Using the entries that follow, count the lines containing the word "heading" and give that number by itself.

==============================

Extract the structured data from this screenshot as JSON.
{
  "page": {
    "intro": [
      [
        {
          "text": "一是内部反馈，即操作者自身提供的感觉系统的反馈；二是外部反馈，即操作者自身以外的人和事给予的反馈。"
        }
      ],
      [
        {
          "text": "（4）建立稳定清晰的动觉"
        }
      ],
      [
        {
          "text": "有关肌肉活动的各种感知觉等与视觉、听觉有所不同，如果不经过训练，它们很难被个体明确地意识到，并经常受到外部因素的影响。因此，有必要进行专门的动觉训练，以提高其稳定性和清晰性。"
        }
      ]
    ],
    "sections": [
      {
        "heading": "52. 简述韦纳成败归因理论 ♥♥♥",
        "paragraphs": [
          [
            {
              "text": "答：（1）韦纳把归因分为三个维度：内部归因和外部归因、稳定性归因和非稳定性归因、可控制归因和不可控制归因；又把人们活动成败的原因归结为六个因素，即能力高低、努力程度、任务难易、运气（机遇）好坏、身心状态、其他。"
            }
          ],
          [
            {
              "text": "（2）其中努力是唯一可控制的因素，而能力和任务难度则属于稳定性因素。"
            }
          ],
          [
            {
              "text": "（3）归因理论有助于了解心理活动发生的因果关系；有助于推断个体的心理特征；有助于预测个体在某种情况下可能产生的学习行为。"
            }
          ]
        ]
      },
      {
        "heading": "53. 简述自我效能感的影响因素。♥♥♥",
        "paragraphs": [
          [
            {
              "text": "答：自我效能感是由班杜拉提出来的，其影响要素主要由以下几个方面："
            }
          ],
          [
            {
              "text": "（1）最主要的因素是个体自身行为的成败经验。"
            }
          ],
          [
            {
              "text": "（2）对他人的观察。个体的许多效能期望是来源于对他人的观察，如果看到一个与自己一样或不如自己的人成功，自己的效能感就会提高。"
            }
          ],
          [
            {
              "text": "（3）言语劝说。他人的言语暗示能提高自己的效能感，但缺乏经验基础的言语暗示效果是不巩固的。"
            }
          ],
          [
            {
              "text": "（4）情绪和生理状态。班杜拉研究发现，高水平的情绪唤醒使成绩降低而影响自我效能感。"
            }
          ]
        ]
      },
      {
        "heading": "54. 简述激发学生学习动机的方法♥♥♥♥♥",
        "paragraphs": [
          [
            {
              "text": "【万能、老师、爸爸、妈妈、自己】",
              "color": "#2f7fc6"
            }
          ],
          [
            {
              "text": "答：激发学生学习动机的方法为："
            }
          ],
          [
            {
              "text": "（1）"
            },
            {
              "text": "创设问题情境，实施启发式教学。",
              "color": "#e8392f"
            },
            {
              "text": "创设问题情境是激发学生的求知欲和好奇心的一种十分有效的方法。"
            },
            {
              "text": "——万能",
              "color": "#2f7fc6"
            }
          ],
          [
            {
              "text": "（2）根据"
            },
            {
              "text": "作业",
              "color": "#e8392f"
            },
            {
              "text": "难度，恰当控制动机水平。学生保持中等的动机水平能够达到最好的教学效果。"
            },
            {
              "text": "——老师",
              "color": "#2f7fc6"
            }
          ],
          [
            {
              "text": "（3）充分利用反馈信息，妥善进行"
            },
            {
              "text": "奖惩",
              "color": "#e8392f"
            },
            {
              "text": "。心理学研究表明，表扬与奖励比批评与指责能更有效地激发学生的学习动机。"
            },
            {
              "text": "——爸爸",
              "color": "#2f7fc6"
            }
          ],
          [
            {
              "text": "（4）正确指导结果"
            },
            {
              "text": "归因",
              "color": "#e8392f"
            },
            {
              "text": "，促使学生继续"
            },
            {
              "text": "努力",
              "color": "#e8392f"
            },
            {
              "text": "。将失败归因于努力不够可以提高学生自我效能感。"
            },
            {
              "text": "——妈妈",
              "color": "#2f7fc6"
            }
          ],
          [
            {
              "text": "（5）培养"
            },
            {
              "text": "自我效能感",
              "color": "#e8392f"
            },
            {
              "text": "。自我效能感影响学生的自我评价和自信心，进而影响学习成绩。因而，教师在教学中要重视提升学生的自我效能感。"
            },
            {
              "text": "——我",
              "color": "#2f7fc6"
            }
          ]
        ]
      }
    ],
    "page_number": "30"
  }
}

==============================

» Answer for the task: 3